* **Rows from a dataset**
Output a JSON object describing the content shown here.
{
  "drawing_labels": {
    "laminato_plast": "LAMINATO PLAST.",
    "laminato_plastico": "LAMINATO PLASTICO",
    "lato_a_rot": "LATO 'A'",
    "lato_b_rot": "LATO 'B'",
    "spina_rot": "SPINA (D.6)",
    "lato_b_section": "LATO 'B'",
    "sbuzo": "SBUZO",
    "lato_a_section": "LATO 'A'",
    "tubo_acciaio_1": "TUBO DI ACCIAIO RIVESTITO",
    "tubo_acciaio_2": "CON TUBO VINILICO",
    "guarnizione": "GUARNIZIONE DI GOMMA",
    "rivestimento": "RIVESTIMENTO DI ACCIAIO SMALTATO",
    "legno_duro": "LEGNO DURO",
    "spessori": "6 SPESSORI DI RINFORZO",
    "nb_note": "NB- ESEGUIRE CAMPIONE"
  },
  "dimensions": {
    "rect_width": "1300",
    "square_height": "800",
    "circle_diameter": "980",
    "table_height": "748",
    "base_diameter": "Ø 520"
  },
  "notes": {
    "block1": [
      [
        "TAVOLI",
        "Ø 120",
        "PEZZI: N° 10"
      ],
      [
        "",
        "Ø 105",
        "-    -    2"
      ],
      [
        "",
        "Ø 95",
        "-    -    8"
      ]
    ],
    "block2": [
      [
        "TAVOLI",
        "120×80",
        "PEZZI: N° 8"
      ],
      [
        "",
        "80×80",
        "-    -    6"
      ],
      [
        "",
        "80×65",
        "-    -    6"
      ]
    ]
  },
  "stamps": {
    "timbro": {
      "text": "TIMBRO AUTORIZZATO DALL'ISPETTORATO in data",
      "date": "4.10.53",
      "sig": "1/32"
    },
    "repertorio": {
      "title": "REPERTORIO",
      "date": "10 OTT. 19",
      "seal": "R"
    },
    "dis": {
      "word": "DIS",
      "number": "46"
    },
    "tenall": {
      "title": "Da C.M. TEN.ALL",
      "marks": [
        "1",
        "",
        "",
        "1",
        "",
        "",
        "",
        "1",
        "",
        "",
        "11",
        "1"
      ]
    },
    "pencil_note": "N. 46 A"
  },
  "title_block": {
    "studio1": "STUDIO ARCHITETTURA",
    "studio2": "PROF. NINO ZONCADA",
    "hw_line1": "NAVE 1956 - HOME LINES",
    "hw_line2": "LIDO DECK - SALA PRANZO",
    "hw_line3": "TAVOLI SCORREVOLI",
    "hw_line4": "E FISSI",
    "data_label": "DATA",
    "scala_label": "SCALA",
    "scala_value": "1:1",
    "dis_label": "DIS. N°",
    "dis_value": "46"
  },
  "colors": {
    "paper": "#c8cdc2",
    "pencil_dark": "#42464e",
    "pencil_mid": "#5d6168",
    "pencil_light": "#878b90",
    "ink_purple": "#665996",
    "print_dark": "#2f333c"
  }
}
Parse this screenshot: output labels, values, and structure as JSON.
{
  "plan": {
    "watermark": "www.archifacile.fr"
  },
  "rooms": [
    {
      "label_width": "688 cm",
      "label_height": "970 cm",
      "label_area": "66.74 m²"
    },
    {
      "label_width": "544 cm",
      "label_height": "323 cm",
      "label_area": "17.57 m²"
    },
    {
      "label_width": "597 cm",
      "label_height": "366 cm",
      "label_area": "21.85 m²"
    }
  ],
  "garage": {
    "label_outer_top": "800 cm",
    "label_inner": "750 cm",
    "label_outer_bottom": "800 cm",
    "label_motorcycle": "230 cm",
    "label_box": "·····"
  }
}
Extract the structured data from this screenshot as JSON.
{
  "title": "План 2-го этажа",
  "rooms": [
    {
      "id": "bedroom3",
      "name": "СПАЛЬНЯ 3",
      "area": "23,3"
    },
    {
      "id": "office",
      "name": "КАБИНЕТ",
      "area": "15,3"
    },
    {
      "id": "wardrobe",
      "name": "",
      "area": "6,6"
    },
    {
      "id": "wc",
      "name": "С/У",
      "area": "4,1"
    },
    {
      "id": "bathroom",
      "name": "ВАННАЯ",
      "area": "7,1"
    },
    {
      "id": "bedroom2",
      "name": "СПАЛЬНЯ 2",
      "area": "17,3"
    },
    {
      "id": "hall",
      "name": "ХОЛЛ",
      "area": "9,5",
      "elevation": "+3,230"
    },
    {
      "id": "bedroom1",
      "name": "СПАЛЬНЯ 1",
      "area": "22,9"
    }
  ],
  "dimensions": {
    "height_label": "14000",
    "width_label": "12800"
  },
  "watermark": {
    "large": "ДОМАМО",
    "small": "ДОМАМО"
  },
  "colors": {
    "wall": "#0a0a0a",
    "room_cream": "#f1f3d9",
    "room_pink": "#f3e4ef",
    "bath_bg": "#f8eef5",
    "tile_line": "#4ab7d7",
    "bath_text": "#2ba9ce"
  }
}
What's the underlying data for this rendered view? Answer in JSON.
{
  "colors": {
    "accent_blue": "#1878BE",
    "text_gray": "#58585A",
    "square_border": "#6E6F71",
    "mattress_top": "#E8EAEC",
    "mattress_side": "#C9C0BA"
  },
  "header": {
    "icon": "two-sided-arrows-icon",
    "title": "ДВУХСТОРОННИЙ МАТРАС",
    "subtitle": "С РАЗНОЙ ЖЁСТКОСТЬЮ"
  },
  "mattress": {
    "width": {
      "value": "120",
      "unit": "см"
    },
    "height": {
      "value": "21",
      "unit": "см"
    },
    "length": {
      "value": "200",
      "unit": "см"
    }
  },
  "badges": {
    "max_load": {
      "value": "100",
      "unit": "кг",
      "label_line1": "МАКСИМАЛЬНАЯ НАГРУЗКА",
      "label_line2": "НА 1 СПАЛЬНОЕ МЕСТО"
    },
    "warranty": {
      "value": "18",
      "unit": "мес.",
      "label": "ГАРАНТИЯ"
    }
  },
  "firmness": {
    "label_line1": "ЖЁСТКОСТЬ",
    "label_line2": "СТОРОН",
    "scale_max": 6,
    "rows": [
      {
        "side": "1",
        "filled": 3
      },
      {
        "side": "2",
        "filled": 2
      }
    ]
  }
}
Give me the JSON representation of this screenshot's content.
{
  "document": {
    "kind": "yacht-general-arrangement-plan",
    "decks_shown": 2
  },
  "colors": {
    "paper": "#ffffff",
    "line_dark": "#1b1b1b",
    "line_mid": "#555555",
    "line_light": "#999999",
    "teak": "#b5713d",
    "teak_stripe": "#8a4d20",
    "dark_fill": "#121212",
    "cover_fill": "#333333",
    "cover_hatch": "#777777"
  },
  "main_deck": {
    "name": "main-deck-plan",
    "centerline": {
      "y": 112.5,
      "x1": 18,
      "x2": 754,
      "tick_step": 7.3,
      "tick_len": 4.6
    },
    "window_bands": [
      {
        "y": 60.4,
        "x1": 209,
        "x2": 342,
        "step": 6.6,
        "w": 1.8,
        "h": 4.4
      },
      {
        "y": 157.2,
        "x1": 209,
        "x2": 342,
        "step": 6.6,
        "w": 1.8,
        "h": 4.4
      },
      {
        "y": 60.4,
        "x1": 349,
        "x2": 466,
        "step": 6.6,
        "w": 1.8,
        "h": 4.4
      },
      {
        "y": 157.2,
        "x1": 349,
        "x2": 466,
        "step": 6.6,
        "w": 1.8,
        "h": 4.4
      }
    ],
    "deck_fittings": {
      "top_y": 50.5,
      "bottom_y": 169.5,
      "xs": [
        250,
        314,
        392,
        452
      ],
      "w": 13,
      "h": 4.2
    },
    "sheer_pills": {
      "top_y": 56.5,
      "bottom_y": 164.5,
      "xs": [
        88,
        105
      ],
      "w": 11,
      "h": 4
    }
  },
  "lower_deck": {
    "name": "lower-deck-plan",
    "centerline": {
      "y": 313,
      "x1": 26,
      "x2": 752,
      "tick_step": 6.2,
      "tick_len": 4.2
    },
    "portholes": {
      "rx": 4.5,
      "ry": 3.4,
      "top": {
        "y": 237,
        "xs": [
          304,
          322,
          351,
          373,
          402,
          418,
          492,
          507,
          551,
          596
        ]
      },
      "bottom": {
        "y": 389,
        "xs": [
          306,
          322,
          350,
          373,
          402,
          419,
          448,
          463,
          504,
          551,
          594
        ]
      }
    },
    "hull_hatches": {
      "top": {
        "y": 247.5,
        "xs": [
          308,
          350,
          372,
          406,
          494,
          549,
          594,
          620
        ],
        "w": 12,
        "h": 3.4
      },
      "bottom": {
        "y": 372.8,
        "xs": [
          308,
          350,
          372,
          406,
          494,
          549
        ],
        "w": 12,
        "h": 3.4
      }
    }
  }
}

* **TO DO**
Among the entries, how many lines contain the string "this"? Give the number without anything else.

* **REPLY TO THE EXERCISE**
4